— start DATA EXTRACT —

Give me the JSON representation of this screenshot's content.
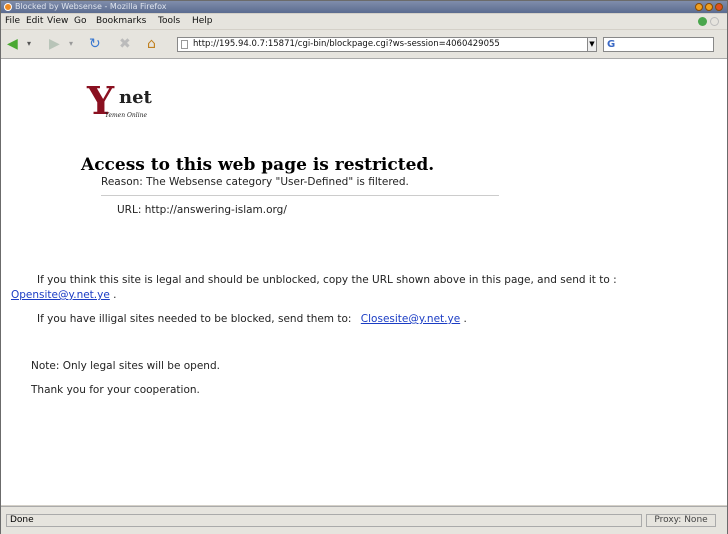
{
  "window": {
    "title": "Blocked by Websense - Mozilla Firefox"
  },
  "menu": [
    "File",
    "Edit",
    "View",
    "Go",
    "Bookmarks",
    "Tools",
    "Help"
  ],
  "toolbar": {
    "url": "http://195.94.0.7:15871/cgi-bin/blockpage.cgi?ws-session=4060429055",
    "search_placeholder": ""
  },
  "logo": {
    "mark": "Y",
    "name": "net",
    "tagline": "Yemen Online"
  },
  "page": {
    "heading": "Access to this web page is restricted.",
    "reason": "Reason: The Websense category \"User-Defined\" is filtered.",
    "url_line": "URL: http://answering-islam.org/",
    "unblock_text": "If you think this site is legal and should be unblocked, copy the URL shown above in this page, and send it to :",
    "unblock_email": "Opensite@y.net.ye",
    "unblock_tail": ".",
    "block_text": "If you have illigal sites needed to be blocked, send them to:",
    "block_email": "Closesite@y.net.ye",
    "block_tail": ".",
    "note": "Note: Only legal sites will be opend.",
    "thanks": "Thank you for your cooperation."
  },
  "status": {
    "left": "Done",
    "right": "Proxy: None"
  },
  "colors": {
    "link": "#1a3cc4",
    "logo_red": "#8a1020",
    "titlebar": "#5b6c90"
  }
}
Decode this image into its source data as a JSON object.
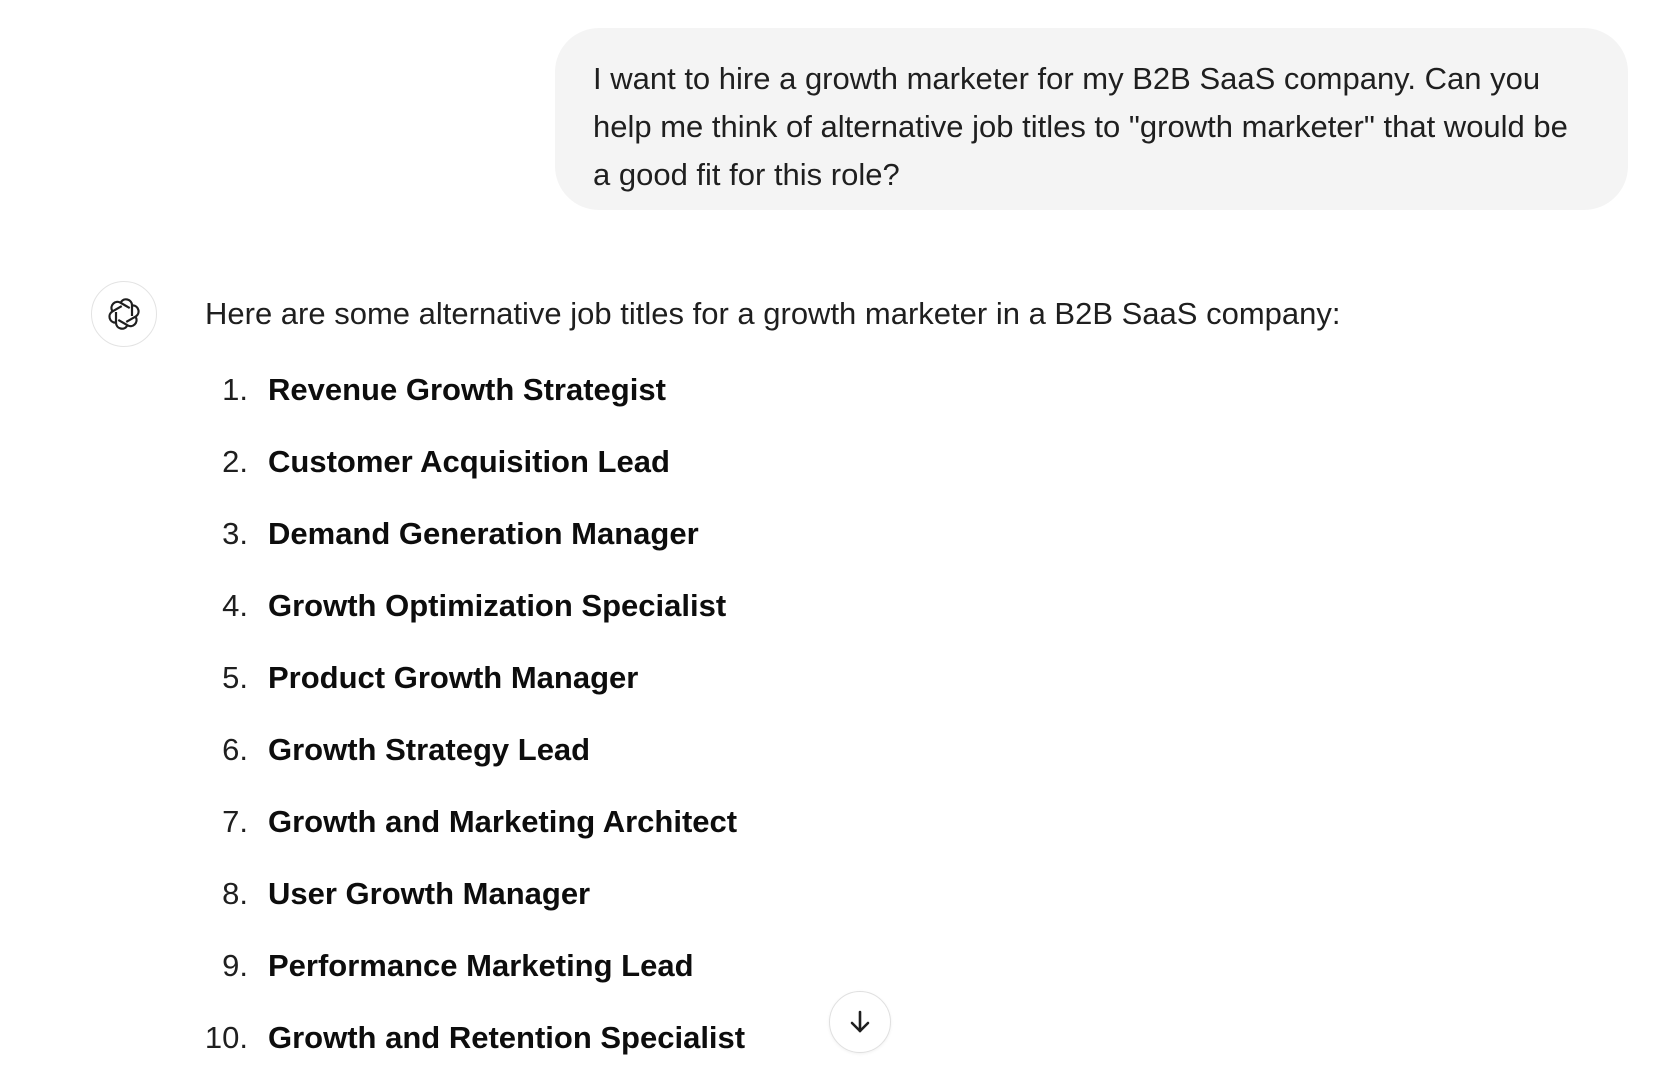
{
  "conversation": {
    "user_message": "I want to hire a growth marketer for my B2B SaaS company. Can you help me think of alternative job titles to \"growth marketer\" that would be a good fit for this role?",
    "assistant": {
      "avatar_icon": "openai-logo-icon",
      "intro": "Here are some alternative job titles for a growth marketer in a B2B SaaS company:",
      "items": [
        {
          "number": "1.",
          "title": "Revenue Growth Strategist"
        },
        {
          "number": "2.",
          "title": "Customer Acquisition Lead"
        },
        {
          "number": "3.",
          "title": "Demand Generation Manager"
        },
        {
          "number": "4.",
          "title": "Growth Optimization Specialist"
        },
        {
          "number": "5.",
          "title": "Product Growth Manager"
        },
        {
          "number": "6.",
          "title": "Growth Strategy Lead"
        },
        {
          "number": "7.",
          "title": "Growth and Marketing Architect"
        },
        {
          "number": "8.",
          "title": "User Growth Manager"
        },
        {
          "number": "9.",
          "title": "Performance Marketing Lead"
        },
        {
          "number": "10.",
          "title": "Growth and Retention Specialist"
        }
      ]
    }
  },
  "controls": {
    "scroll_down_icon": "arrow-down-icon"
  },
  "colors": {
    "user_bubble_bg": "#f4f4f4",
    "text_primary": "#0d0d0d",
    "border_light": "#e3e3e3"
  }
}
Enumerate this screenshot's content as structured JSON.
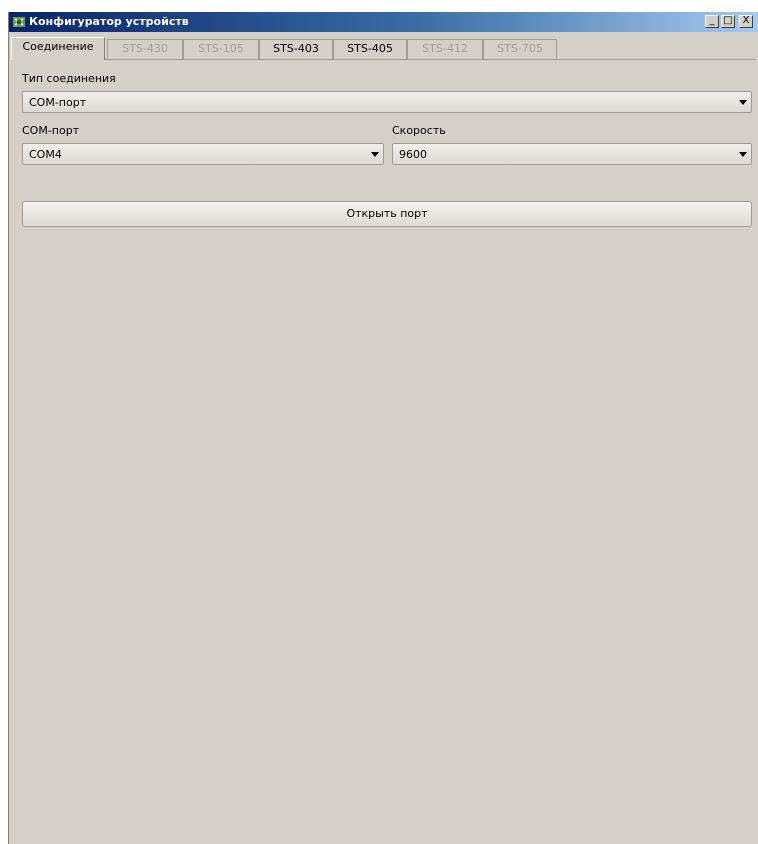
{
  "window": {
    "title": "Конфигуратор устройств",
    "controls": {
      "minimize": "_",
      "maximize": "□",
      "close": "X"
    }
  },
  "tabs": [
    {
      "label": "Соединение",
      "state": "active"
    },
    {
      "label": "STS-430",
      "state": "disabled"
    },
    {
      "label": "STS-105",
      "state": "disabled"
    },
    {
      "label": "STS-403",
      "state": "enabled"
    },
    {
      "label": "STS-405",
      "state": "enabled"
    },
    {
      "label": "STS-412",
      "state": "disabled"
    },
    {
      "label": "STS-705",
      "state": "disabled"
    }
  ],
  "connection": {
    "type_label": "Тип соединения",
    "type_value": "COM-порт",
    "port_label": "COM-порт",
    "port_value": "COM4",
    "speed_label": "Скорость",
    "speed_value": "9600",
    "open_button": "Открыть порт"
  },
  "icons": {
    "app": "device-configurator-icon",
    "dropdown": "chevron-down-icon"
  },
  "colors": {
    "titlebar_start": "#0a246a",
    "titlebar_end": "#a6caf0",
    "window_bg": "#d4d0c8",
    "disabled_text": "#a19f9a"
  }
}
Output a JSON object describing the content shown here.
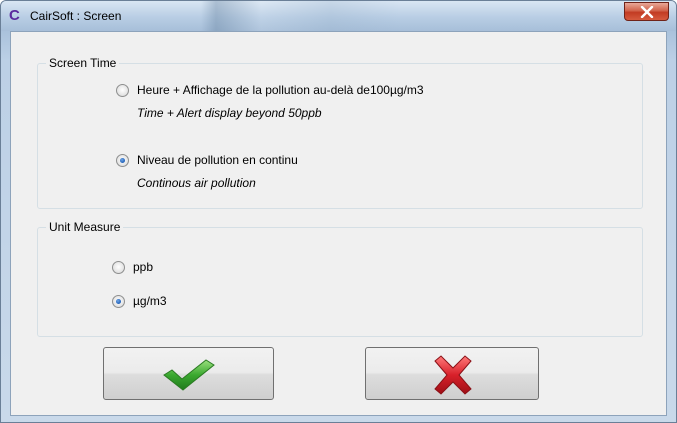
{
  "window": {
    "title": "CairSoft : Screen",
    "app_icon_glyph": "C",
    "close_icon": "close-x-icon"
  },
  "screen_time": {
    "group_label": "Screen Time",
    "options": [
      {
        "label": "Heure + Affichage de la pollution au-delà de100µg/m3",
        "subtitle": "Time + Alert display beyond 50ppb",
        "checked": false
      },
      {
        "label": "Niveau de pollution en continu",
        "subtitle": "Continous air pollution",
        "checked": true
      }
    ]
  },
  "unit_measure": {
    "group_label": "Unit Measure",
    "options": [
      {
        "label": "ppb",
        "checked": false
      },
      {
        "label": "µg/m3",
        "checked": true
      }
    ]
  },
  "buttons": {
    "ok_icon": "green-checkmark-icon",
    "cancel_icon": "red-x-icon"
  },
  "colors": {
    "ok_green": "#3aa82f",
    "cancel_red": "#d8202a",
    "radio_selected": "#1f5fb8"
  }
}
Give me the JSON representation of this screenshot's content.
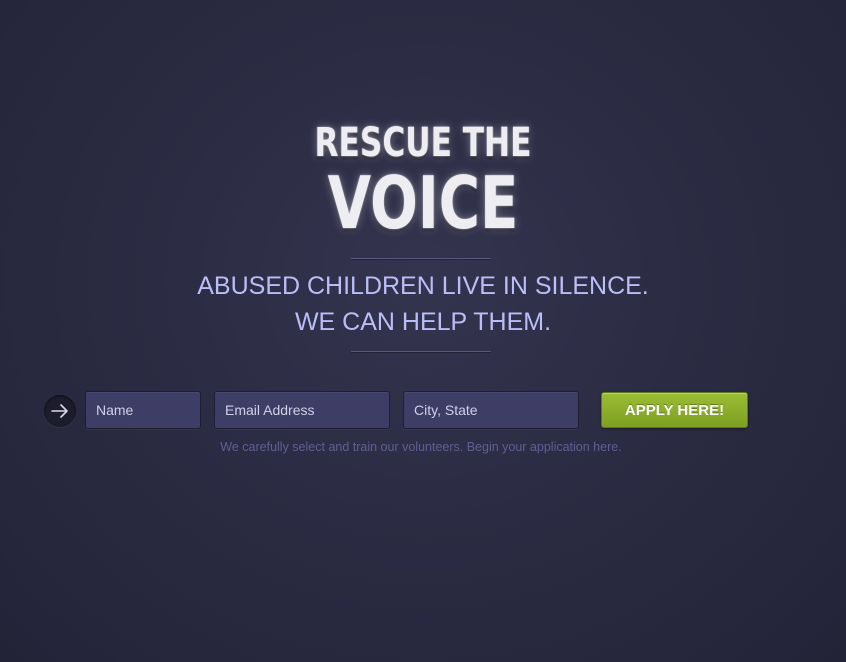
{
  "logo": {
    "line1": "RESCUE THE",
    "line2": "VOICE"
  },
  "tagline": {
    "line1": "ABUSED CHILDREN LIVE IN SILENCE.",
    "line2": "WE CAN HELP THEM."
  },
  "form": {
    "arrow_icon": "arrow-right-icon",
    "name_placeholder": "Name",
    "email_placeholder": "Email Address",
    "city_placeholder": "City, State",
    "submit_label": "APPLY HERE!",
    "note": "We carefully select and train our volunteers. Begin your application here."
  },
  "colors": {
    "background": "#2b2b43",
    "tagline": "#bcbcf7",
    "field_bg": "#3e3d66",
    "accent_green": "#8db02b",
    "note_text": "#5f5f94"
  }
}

— end DATA EXTRACT —

Do not include the images; transcribe the rest of the listing exactly.

### RESULT OF THIS EXERCISE
Give me the JSON representation of this screenshot's content.
{
  "window": {
    "title": "Blocked by Websense - Mozilla Firefox"
  },
  "menu": [
    "File",
    "Edit",
    "View",
    "Go",
    "Bookmarks",
    "Tools",
    "Help"
  ],
  "toolbar": {
    "url": "http://195.94.0.7:15871/cgi-bin/blockpage.cgi?ws-session=4060429055",
    "search_placeholder": ""
  },
  "logo": {
    "mark": "Y",
    "name": "net",
    "tagline": "Yemen Online"
  },
  "page": {
    "heading": "Access to this web page is restricted.",
    "reason": "Reason: The Websense category \"User-Defined\" is filtered.",
    "url_line": "URL: http://answering-islam.org/",
    "unblock_text": "If you think this site is legal and should be unblocked, copy the URL shown above in this page, and send it to :",
    "unblock_email": "Opensite@y.net.ye",
    "unblock_tail": ".",
    "block_text": "If you have illigal sites needed to be blocked, send them to:",
    "block_email": "Closesite@y.net.ye",
    "block_tail": ".",
    "note": "Note: Only legal sites will be opend.",
    "thanks": "Thank you for your cooperation."
  },
  "status": {
    "left": "Done",
    "right": "Proxy: None"
  },
  "colors": {
    "link": "#1a3cc4",
    "logo_red": "#8a1020",
    "titlebar": "#5b6c90"
  }
}
Decode this image into its source data as a JSON object.
{
  "conversation": {
    "user_message": "I want to hire a growth marketer for my B2B SaaS company. Can you help me think of alternative job titles to \"growth marketer\" that would be a good fit for this role?",
    "assistant": {
      "avatar_icon": "openai-logo-icon",
      "intro": "Here are some alternative job titles for a growth marketer in a B2B SaaS company:",
      "items": [
        {
          "number": "1.",
          "title": "Revenue Growth Strategist"
        },
        {
          "number": "2.",
          "title": "Customer Acquisition Lead"
        },
        {
          "number": "3.",
          "title": "Demand Generation Manager"
        },
        {
          "number": "4.",
          "title": "Growth Optimization Specialist"
        },
        {
          "number": "5.",
          "title": "Product Growth Manager"
        },
        {
          "number": "6.",
          "title": "Growth Strategy Lead"
        },
        {
          "number": "7.",
          "title": "Growth and Marketing Architect"
        },
        {
          "number": "8.",
          "title": "User Growth Manager"
        },
        {
          "number": "9.",
          "title": "Performance Marketing Lead"
        },
        {
          "number": "10.",
          "title": "Growth and Retention Specialist"
        }
      ]
    }
  },
  "controls": {
    "scroll_down_icon": "arrow-down-icon"
  },
  "colors": {
    "user_bubble_bg": "#f4f4f4",
    "text_primary": "#0d0d0d",
    "border_light": "#e3e3e3"
  }
}
Enumerate this screenshot's content as structured JSON.
{
  "window": {
    "title": "Конфигуратор устройств",
    "controls": {
      "minimize": "_",
      "maximize": "□",
      "close": "X"
    }
  },
  "tabs": [
    {
      "label": "Соединение",
      "state": "active"
    },
    {
      "label": "STS-430",
      "state": "disabled"
    },
    {
      "label": "STS-105",
      "state": "disabled"
    },
    {
      "label": "STS-403",
      "state": "enabled"
    },
    {
      "label": "STS-405",
      "state": "enabled"
    },
    {
      "label": "STS-412",
      "state": "disabled"
    },
    {
      "label": "STS-705",
      "state": "disabled"
    }
  ],
  "connection": {
    "type_label": "Тип соединения",
    "type_value": "COM-порт",
    "port_label": "COM-порт",
    "port_value": "COM4",
    "speed_label": "Скорость",
    "speed_value": "9600",
    "open_button": "Открыть порт"
  },
  "icons": {
    "app": "device-configurator-icon",
    "dropdown": "chevron-down-icon"
  },
  "colors": {
    "titlebar_start": "#0a246a",
    "titlebar_end": "#a6caf0",
    "window_bg": "#d4d0c8",
    "disabled_text": "#a19f9a"
  }
}
Output a JSON object describing the content shown here.
{
  "window": {
    "title": "CairSoft : Screen",
    "app_icon_glyph": "C",
    "close_icon": "close-x-icon"
  },
  "screen_time": {
    "group_label": "Screen Time",
    "options": [
      {
        "label": "Heure + Affichage de la pollution au-delà de100µg/m3",
        "subtitle": "Time + Alert display beyond 50ppb",
        "checked": false
      },
      {
        "label": "Niveau de pollution en continu",
        "subtitle": "Continous air pollution",
        "checked": true
      }
    ]
  },
  "unit_measure": {
    "group_label": "Unit Measure",
    "options": [
      {
        "label": "ppb",
        "checked": false
      },
      {
        "label": "µg/m3",
        "checked": true
      }
    ]
  },
  "buttons": {
    "ok_icon": "green-checkmark-icon",
    "cancel_icon": "red-x-icon"
  },
  "colors": {
    "ok_green": "#3aa82f",
    "cancel_red": "#d8202a",
    "radio_selected": "#1f5fb8"
  }
}
Give me the JSON representation of this screenshot's content.
{
  "logo": {
    "line1": "RESCUE THE",
    "line2": "VOICE"
  },
  "tagline": {
    "line1": "ABUSED CHILDREN LIVE IN SILENCE.",
    "line2": "WE CAN HELP THEM."
  },
  "form": {
    "arrow_icon": "arrow-right-icon",
    "name_placeholder": "Name",
    "email_placeholder": "Email Address",
    "city_placeholder": "City, State",
    "submit_label": "APPLY HERE!",
    "note": "We carefully select and train our volunteers. Begin your application here."
  },
  "colors": {
    "background": "#2b2b43",
    "tagline": "#bcbcf7",
    "field_bg": "#3e3d66",
    "accent_green": "#8db02b",
    "note_text": "#5f5f94"
  }
}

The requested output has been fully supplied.